_SUPPLIED MATERIAL:_

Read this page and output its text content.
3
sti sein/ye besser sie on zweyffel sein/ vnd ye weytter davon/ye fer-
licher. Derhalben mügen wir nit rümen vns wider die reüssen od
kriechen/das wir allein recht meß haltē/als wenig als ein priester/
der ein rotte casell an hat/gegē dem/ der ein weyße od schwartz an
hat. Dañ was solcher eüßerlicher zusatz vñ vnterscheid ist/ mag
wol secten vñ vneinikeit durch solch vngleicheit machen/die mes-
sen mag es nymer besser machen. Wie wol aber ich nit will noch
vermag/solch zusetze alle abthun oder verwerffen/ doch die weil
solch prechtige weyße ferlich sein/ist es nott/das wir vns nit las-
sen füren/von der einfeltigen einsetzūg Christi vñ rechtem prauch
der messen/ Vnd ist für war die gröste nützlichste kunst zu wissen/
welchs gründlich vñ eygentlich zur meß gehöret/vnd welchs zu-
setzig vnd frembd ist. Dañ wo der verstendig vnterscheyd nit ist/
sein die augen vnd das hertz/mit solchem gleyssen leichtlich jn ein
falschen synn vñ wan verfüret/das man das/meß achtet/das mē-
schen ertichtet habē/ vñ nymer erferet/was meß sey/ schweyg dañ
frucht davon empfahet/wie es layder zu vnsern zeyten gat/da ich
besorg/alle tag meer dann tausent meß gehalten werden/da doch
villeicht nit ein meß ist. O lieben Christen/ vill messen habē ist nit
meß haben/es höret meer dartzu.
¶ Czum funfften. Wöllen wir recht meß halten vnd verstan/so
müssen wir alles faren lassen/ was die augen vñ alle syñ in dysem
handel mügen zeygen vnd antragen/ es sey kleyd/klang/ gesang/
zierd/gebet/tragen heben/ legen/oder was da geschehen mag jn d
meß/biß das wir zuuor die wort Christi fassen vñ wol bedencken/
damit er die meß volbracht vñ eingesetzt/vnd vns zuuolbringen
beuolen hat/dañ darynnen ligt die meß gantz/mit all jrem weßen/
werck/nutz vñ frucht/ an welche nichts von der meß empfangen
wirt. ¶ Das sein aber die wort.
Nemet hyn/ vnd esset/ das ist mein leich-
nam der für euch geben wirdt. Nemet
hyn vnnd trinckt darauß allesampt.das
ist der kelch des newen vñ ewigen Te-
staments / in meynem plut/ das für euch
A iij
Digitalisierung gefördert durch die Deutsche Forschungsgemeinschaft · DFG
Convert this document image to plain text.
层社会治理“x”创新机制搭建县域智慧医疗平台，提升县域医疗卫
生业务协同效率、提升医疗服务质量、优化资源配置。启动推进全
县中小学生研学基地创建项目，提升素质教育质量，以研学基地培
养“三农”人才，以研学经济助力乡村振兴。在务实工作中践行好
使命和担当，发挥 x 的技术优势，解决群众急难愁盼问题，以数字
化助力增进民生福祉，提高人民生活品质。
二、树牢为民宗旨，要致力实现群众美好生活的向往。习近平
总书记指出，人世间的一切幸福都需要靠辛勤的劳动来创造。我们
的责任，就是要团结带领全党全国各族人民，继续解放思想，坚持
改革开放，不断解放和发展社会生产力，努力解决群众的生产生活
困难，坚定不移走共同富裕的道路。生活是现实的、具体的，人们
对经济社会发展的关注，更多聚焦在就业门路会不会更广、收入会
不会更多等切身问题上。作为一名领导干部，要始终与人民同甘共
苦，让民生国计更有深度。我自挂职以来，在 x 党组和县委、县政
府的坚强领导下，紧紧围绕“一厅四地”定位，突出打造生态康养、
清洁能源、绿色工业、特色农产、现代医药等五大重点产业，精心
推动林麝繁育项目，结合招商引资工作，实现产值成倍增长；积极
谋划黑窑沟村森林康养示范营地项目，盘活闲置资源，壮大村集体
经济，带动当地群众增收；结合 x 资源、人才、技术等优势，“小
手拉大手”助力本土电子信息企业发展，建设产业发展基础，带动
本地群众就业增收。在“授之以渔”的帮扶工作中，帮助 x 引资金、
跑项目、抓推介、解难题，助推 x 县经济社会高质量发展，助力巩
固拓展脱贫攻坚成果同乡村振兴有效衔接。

_EXERCISE DIRECTIONS:_ Give again the lines from the line holding "Convert this document image to plain text." through the close of the listing, both included, exactly as written and with nothing else.

_THE REPLY:_
Convert this document image to plain text.
层社会治理“x”创新机制搭建县域智慧医疗平台，提升县域医疗卫
生业务协同效率、提升医疗服务质量、优化资源配置。启动推进全
县中小学生研学基地创建项目，提升素质教育质量，以研学基地培
养“三农”人才，以研学经济助力乡村振兴。在务实工作中践行好
使命和担当，发挥 x 的技术优势，解决群众急难愁盼问题，以数字
化助力增进民生福祉，提高人民生活品质。
二、树牢为民宗旨，要致力实现群众美好生活的向往。习近平
总书记指出，人世间的一切幸福都需要靠辛勤的劳动来创造。我们
的责任，就是要团结带领全党全国各族人民，继续解放思想，坚持
改革开放，不断解放和发展社会生产力，努力解决群众的生产生活
困难，坚定不移走共同富裕的道路。生活是现实的、具体的，人们
对经济社会发展的关注，更多聚焦在就业门路会不会更广、收入会
不会更多等切身问题上。作为一名领导干部，要始终与人民同甘共
苦，让民生国计更有深度。我自挂职以来，在 x 党组和县委、县政
府的坚强领导下，紧紧围绕“一厅四地”定位，突出打造生态康养、
清洁能源、绿色工业、特色农产、现代医药等五大重点产业，精心
推动林麝繁育项目，结合招商引资工作，实现产值成倍增长；积极
谋划黑窑沟村森林康养示范营地项目，盘活闲置资源，壮大村集体
经济，带动当地群众增收；结合 x 资源、人才、技术等优势，“小
手拉大手”助力本土电子信息企业发展，建设产业发展基础，带动
本地群众就业增收。在“授之以渔”的帮扶工作中，帮助 x 引资金、
跑项目、抓推介、解难题，助推 x 县经济社会高质量发展，助力巩
固拓展脱贫攻坚成果同乡村振兴有效衔接。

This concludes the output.